*Exercise aim*.
From the data, copy out every line in which the word "marker" appears.

[Stored dataset items]
┌──

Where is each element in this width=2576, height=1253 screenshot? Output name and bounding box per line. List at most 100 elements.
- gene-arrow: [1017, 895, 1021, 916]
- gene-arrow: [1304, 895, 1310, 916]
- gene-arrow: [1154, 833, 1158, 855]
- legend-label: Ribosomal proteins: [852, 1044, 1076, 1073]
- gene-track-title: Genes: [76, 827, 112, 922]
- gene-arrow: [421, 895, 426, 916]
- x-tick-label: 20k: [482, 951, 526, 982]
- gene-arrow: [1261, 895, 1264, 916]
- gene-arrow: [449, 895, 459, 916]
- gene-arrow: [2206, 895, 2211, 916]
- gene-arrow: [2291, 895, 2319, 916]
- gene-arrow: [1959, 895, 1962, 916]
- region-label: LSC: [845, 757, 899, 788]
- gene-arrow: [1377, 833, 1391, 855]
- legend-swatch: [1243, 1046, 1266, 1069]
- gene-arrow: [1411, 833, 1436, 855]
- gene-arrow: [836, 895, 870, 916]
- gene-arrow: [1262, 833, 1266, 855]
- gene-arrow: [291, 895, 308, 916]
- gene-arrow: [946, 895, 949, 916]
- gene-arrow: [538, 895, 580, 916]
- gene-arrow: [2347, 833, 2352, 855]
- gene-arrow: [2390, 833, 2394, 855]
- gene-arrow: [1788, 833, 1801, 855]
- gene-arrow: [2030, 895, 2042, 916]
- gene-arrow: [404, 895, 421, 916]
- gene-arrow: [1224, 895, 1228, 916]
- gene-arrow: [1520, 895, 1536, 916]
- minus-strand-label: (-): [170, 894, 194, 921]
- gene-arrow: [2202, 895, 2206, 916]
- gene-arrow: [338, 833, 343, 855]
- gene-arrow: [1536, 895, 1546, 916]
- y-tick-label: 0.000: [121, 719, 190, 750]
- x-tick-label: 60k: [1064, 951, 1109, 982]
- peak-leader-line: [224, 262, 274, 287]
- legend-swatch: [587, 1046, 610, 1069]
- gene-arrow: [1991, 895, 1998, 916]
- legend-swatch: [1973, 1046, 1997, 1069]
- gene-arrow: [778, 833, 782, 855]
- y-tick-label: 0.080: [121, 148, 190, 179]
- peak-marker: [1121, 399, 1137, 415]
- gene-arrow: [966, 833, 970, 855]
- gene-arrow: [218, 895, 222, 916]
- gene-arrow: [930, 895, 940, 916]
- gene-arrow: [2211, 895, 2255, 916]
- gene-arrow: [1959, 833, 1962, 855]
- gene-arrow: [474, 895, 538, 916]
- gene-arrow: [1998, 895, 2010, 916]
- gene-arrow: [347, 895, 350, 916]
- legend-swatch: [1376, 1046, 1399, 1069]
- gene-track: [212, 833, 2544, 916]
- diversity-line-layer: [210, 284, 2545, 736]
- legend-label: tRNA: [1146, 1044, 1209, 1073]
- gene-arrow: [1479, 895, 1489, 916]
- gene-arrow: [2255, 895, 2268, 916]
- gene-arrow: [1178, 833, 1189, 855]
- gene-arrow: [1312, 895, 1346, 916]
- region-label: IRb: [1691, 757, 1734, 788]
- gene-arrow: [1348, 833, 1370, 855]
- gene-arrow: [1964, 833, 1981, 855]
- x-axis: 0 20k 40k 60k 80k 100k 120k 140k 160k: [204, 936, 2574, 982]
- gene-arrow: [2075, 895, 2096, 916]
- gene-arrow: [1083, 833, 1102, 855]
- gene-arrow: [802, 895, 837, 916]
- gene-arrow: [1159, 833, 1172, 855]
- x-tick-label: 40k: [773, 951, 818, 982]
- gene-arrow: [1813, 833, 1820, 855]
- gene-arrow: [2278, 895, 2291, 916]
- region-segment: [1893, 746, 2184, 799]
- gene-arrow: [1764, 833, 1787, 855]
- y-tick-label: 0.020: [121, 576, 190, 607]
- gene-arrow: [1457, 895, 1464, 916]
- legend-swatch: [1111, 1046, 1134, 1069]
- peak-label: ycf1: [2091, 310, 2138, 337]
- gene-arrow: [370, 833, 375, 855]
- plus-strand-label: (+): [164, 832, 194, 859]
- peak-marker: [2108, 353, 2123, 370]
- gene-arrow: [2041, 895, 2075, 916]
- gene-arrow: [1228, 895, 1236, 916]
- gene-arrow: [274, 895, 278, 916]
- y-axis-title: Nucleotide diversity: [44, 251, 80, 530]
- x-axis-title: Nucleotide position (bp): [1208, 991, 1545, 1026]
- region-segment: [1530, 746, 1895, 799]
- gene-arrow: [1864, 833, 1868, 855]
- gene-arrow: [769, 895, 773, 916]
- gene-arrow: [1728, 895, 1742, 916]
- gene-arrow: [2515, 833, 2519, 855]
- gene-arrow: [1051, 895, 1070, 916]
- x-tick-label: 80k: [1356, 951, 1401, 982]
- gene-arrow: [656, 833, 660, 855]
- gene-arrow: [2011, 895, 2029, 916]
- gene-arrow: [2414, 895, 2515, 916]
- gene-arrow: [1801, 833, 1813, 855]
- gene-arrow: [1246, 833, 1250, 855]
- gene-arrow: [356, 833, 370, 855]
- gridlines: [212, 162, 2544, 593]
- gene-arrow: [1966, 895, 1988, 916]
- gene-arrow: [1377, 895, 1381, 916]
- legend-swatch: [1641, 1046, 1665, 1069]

└──

*Written solution*.
- peak-marker: [1121, 399, 1137, 415]
- peak-marker: [2108, 353, 2123, 370]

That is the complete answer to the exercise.